# Task brief:
Take every line from the listing below that contains "this".

# The data:
▼

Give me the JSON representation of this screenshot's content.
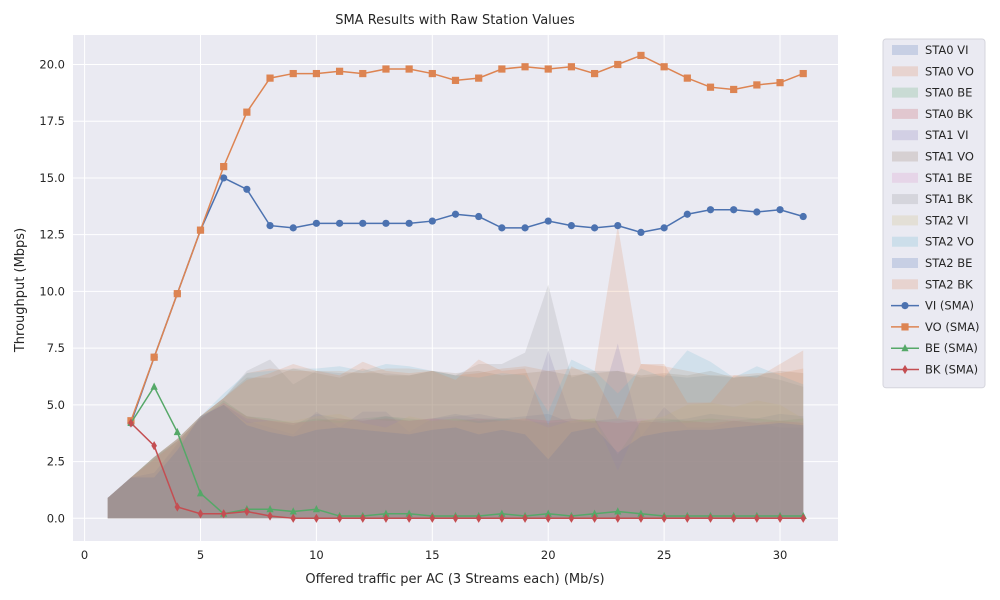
{
  "chart_data": {
    "type": "area",
    "title": "SMA Results with Raw Station Values",
    "xlabel": "Offered traffic per AC (3 Streams each) (Mb/s)",
    "ylabel": "Throughput (Mbps)",
    "xlim": [
      -0.5,
      32.5
    ],
    "ylim": [
      -1.0,
      21.3
    ],
    "xticks": [
      0,
      5,
      10,
      15,
      20,
      25,
      30
    ],
    "yticks": [
      0.0,
      2.5,
      5.0,
      7.5,
      10.0,
      12.5,
      15.0,
      17.5,
      20.0
    ],
    "ytick_labels": [
      "0.0",
      "2.5",
      "5.0",
      "7.5",
      "10.0",
      "12.5",
      "15.0",
      "17.5",
      "20.0"
    ],
    "grid": true,
    "legend_position": "outside-top-right",
    "area_x": [
      1,
      2,
      3,
      4,
      5,
      6,
      7,
      8,
      9,
      10,
      11,
      12,
      13,
      14,
      15,
      16,
      17,
      18,
      19,
      20,
      21,
      22,
      23,
      24,
      25,
      26,
      27,
      28,
      29,
      30,
      31
    ],
    "area_series": [
      {
        "name": "STA0 VI",
        "color": "#4c72b0",
        "values": [
          0.9,
          1.8,
          2.0,
          3.3,
          4.5,
          5.0,
          4.4,
          4.3,
          4.1,
          4.6,
          4.4,
          4.3,
          4.5,
          4.3,
          4.4,
          4.6,
          4.4,
          4.4,
          4.5,
          4.6,
          4.2,
          4.3,
          4.4,
          4.2,
          4.3,
          4.4,
          4.6,
          4.5,
          4.4,
          4.6,
          4.5
        ]
      },
      {
        "name": "STA0 VO",
        "color": "#dd8452",
        "values": [
          0.9,
          1.8,
          2.7,
          3.5,
          4.5,
          5.3,
          6.4,
          6.6,
          6.5,
          6.5,
          6.5,
          6.4,
          6.6,
          6.6,
          6.5,
          6.3,
          6.4,
          6.6,
          6.7,
          6.5,
          6.6,
          6.5,
          12.9,
          6.8,
          6.7,
          6.5,
          6.3,
          6.3,
          6.4,
          6.4,
          6.6
        ]
      },
      {
        "name": "STA0 BE",
        "color": "#55a868",
        "values": [
          0.9,
          1.8,
          2.7,
          3.4,
          4.4,
          5.2,
          4.5,
          4.4,
          4.2,
          4.4,
          4.3,
          4.4,
          4.5,
          4.4,
          4.3,
          4.4,
          4.3,
          4.4,
          4.3,
          4.2,
          4.3,
          4.4,
          2.8,
          4.3,
          4.4,
          4.3,
          4.4,
          4.3,
          4.4,
          4.3,
          4.4
        ]
      },
      {
        "name": "STA0 BK",
        "color": "#c44e52",
        "values": [
          0.9,
          1.8,
          2.6,
          3.4,
          4.4,
          5.1,
          4.5,
          4.3,
          4.2,
          4.3,
          4.4,
          4.3,
          4.4,
          4.3,
          4.4,
          4.3,
          4.4,
          4.3,
          4.4,
          4.3,
          4.4,
          4.3,
          4.2,
          4.3,
          4.2,
          4.3,
          4.2,
          4.3,
          4.2,
          4.3,
          4.2
        ]
      },
      {
        "name": "STA1 VI",
        "color": "#8172b3",
        "values": [
          0.9,
          1.8,
          2.0,
          3.2,
          4.4,
          5.0,
          4.3,
          4.0,
          3.7,
          4.7,
          4.0,
          4.7,
          4.7,
          3.8,
          4.4,
          4.5,
          4.6,
          4.4,
          4.3,
          7.4,
          4.4,
          4.2,
          7.7,
          3.6,
          4.9,
          4.0,
          4.0,
          4.3,
          4.2,
          4.0,
          4.0
        ]
      },
      {
        "name": "STA1 VO",
        "color": "#937860",
        "values": [
          0.9,
          1.8,
          2.7,
          3.5,
          4.5,
          5.3,
          6.2,
          6.2,
          6.6,
          6.4,
          6.2,
          6.6,
          6.3,
          6.3,
          6.5,
          6.4,
          6.5,
          6.3,
          6.4,
          6.5,
          6.3,
          6.4,
          6.5,
          6.3,
          6.4,
          6.3,
          6.5,
          6.2,
          6.3,
          6.5,
          6.4
        ]
      },
      {
        "name": "STA1 BE",
        "color": "#da8bc3",
        "values": [
          0.9,
          1.8,
          2.6,
          3.4,
          4.4,
          5.1,
          4.4,
          4.3,
          4.2,
          4.3,
          4.2,
          4.4,
          4.3,
          4.3,
          4.4,
          4.3,
          4.2,
          4.3,
          4.4,
          4.3,
          4.3,
          4.2,
          4.3,
          4.4,
          4.3,
          4.2,
          4.3,
          4.4,
          4.3,
          4.2,
          4.3
        ]
      },
      {
        "name": "STA1 BK",
        "color": "#8c8c8c",
        "values": [
          0.9,
          1.8,
          2.7,
          3.5,
          4.5,
          5.3,
          6.5,
          7.0,
          5.9,
          6.5,
          6.4,
          6.4,
          6.4,
          6.3,
          6.5,
          6.3,
          6.8,
          6.8,
          7.3,
          10.3,
          6.2,
          6.5,
          6.5,
          6.2,
          6.3,
          6.2,
          6.3,
          6.2,
          6.3,
          6.1,
          5.8
        ]
      },
      {
        "name": "STA2 VI",
        "color": "#ccb974",
        "values": [
          0.9,
          1.8,
          2.6,
          3.4,
          4.4,
          5.0,
          4.2,
          4.3,
          4.3,
          4.5,
          4.6,
          4.2,
          4.0,
          4.5,
          4.3,
          4.4,
          4.2,
          4.3,
          4.4,
          4.0,
          4.3,
          4.4,
          2.1,
          4.3,
          4.5,
          5.0,
          5.1,
          4.9,
          5.2,
          5.0,
          4.4
        ]
      },
      {
        "name": "STA2 VO",
        "color": "#64b5cd",
        "values": [
          0.9,
          1.8,
          2.7,
          3.5,
          4.5,
          5.5,
          6.4,
          6.5,
          6.6,
          6.6,
          6.7,
          6.5,
          6.8,
          6.7,
          6.5,
          6.3,
          6.2,
          6.4,
          6.3,
          4.7,
          7.0,
          6.5,
          5.5,
          6.6,
          6.2,
          7.4,
          6.9,
          6.2,
          6.7,
          6.3,
          5.9
        ]
      },
      {
        "name": "STA2 BE",
        "color": "#4c72b0",
        "values": [
          0.9,
          1.8,
          1.8,
          3.0,
          4.5,
          5.0,
          4.1,
          3.8,
          3.6,
          3.9,
          4.0,
          3.9,
          3.8,
          3.7,
          3.9,
          4.0,
          3.7,
          3.9,
          3.7,
          2.6,
          3.8,
          4.0,
          2.9,
          3.6,
          3.8,
          3.9,
          3.9,
          4.0,
          4.1,
          4.2,
          4.1
        ]
      },
      {
        "name": "STA2 BK",
        "color": "#dd8452",
        "values": [
          0.9,
          1.8,
          2.7,
          3.5,
          4.5,
          5.3,
          6.1,
          6.4,
          6.8,
          6.5,
          6.3,
          6.9,
          6.5,
          6.4,
          6.5,
          6.1,
          7.0,
          6.5,
          6.6,
          4.1,
          6.7,
          6.2,
          4.4,
          6.8,
          6.8,
          5.1,
          5.1,
          6.3,
          6.2,
          6.8,
          7.4
        ]
      }
    ],
    "line_x": [
      2,
      3,
      4,
      5,
      6,
      7,
      8,
      9,
      10,
      11,
      12,
      13,
      14,
      15,
      16,
      17,
      18,
      19,
      20,
      21,
      22,
      23,
      24,
      25,
      26,
      27,
      28,
      29,
      30,
      31
    ],
    "line_series": [
      {
        "name": "VI (SMA)",
        "color": "#4c72b0",
        "marker": "circle",
        "values": [
          4.2,
          7.1,
          9.9,
          12.7,
          15.0,
          14.5,
          12.9,
          12.8,
          13.0,
          13.0,
          13.0,
          13.0,
          13.0,
          13.1,
          13.4,
          13.3,
          12.8,
          12.8,
          13.1,
          12.9,
          12.8,
          12.9,
          12.6,
          12.8,
          13.4,
          13.6,
          13.6,
          13.5,
          13.6,
          13.3
        ]
      },
      {
        "name": "VO (SMA)",
        "color": "#dd8452",
        "marker": "square",
        "values": [
          4.3,
          7.1,
          9.9,
          12.7,
          15.5,
          17.9,
          19.4,
          19.6,
          19.6,
          19.7,
          19.6,
          19.8,
          19.8,
          19.6,
          19.3,
          19.4,
          19.8,
          19.9,
          19.8,
          19.9,
          19.6,
          20.0,
          20.4,
          19.9,
          19.4,
          19.0,
          18.9,
          19.1,
          19.2,
          19.6
        ]
      },
      {
        "name": "BE (SMA)",
        "color": "#55a868",
        "marker": "triangle",
        "values": [
          4.2,
          5.8,
          3.8,
          1.1,
          0.2,
          0.4,
          0.4,
          0.3,
          0.4,
          0.1,
          0.1,
          0.2,
          0.2,
          0.1,
          0.1,
          0.1,
          0.2,
          0.1,
          0.2,
          0.1,
          0.2,
          0.3,
          0.2,
          0.1,
          0.1,
          0.1,
          0.1,
          0.1,
          0.1,
          0.1
        ]
      },
      {
        "name": "BK (SMA)",
        "color": "#c44e52",
        "marker": "diamond",
        "values": [
          4.2,
          3.2,
          0.5,
          0.2,
          0.2,
          0.3,
          0.1,
          0.0,
          0.0,
          0.0,
          0.0,
          0.0,
          0.0,
          0.0,
          0.0,
          0.0,
          0.0,
          0.0,
          0.0,
          0.0,
          0.0,
          0.0,
          0.0,
          0.0,
          0.0,
          0.0,
          0.0,
          0.0,
          0.0,
          0.0
        ]
      }
    ]
  }
}
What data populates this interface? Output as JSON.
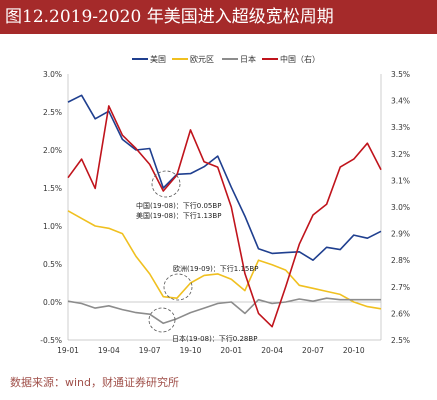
{
  "header": {
    "title": "图12.2019-2020 年美国进入超级宽松周期"
  },
  "source_note": "数据来源：wind，财通证券研究所",
  "colors": {
    "title_bg": "#a52a2a",
    "us": "#1f3f8f",
    "eurozone": "#f0c020",
    "japan": "#8c8c8c",
    "china": "#c0141c"
  },
  "chart_data": {
    "type": "line",
    "x": [
      "19-01",
      "19-02",
      "19-03",
      "19-04",
      "19-05",
      "19-06",
      "19-07",
      "19-08",
      "19-09",
      "19-10",
      "19-11",
      "19-12",
      "20-01",
      "20-02",
      "20-03",
      "20-04",
      "20-05",
      "20-06",
      "20-07",
      "20-08",
      "20-09",
      "20-10",
      "20-11",
      "20-12"
    ],
    "x_tick_labels": [
      "19-01",
      "19-04",
      "19-07",
      "19-10",
      "20-01",
      "20-04",
      "20-07",
      "20-10"
    ],
    "x_tick_positions": [
      0,
      3,
      6,
      9,
      12,
      15,
      18,
      21
    ],
    "left_axis": {
      "ylim": [
        -0.5,
        3.0
      ],
      "ticks": [
        "-0.5%",
        "0.0%",
        "0.5%",
        "1.0%",
        "1.5%",
        "2.0%",
        "2.5%",
        "3.0%"
      ]
    },
    "right_axis": {
      "ylim": [
        2.5,
        3.5
      ],
      "ticks": [
        "2.5%",
        "2.6%",
        "2.7%",
        "2.8%",
        "2.9%",
        "3.0%",
        "3.1%",
        "3.2%",
        "3.3%",
        "3.4%",
        "3.5%"
      ]
    },
    "legend_position": "top",
    "series": [
      {
        "name": "美国",
        "axis": "left",
        "color": "#1f3f8f",
        "values": [
          2.63,
          2.72,
          2.41,
          2.51,
          2.14,
          2.0,
          2.02,
          1.5,
          1.68,
          1.69,
          1.78,
          1.92,
          1.51,
          1.13,
          0.7,
          0.64,
          0.65,
          0.66,
          0.55,
          0.72,
          0.69,
          0.88,
          0.84,
          0.93
        ]
      },
      {
        "name": "欧元区",
        "axis": "left",
        "color": "#f0c020",
        "values": [
          1.2,
          1.1,
          1.0,
          0.97,
          0.9,
          0.6,
          0.37,
          0.07,
          0.05,
          0.25,
          0.35,
          0.37,
          0.3,
          0.15,
          0.55,
          0.49,
          0.42,
          0.22,
          0.18,
          0.14,
          0.1,
          0.0,
          -0.06,
          -0.09
        ]
      },
      {
        "name": "日本",
        "axis": "left",
        "color": "#8c8c8c",
        "values": [
          0.01,
          -0.02,
          -0.08,
          -0.05,
          -0.1,
          -0.14,
          -0.16,
          -0.28,
          -0.22,
          -0.14,
          -0.08,
          -0.02,
          0.0,
          -0.15,
          0.03,
          -0.02,
          0.0,
          0.04,
          0.01,
          0.05,
          0.03,
          0.03,
          0.03,
          0.03
        ]
      },
      {
        "name": "中国（右）",
        "axis": "right",
        "color": "#c0141c",
        "values": [
          3.11,
          3.18,
          3.07,
          3.38,
          3.27,
          3.22,
          3.16,
          3.06,
          3.12,
          3.29,
          3.17,
          3.15,
          3.0,
          2.75,
          2.6,
          2.55,
          2.7,
          2.86,
          2.97,
          3.01,
          3.15,
          3.18,
          3.24,
          3.14
        ]
      }
    ],
    "annotations": [
      {
        "lines": [
          "中国(19-08)：下行0.05BP",
          "美国(19-08)：下行1.13BP"
        ],
        "x_index": 7
      },
      {
        "lines": [
          "欧洲(19-09)：下行1.15BP"
        ],
        "x_index": 8
      },
      {
        "lines": [
          "日本(19-08)：下行0.28BP"
        ],
        "x_index": 7
      }
    ]
  }
}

▲

# Written solution:
Give me the JSON representation of this screenshot's content.
What data populates this interface? Output as JSON.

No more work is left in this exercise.